Task description: Copy out the data below as written; omit any images.

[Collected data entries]
------------------------------

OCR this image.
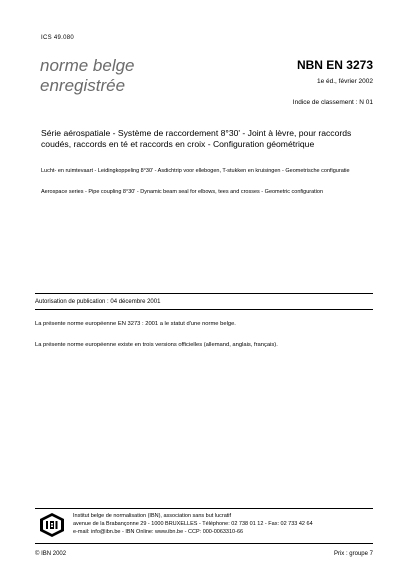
ICS 49.080
norme belge
enregistrée
NBN EN 3273
1e éd., février 2002
Indice de classement : N 01
Série aérospatiale - Système de raccordement 8°30' - Joint à lèvre, pour raccords coudés, raccords en té et raccords en croix - Configuration géométrique
Lucht- en ruimtevaart - Leidingkoppeling 8°30' - Asdichtrip voor ellebogen, T-stukken en kruisingen - Geometrische configuratie
Aerospace series - Pipe coupling 8°30' - Dynamic beam seal for elbows, tees and crosses - Geometric configuration
Autorisation de publication : 04 décembre 2001
La présente norme européenne EN 3273 : 2001 a le statut d'une norme belge.
La présente norme européenne existe en trois versions officielles (allemand, anglais, français).
Institut belge de normalisation (IBN), association sans but lucratif
avenue de la Brabançonne 29 - 1000 BRUXELLES - Téléphone: 02 738 01 12 - Fax: 02 733 42 64
e-mail: info@ibn.be - IBN Online: www.ibn.be - CCP: 000-0063310-66
© IBN 2002	Prix : groupe 7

------------------------------

Expected answer:
OCR this image.
ICS 49.080
norme belge
enregistrée
NBN EN 3273
1e éd., février 2002
Indice de classement : N 01
Série aérospatiale - Système de raccordement 8°30' - Joint à lèvre, pour raccords coudés, raccords en té et raccords en croix - Configuration géométrique
Lucht- en ruimtevaart - Leidingkoppeling 8°30' - Asdichtrip voor ellebogen, T-stukken en kruisingen - Geometrische configuratie
Aerospace series - Pipe coupling 8°30' - Dynamic beam seal for elbows, tees and crosses - Geometric configuration
Autorisation de publication : 04 décembre 2001
La présente norme européenne EN 3273 : 2001 a le statut d'une norme belge.
La présente norme européenne existe en trois versions officielles (allemand, anglais, français).
Institut belge de normalisation (IBN), association sans but lucratif
avenue de la Brabançonne 29 - 1000 BRUXELLES - Téléphone: 02 738 01 12 - Fax: 02 733 42 64
e-mail: info@ibn.be - IBN Online: www.ibn.be - CCP: 000-0063310-66
© IBN 2002	Prix : groupe 7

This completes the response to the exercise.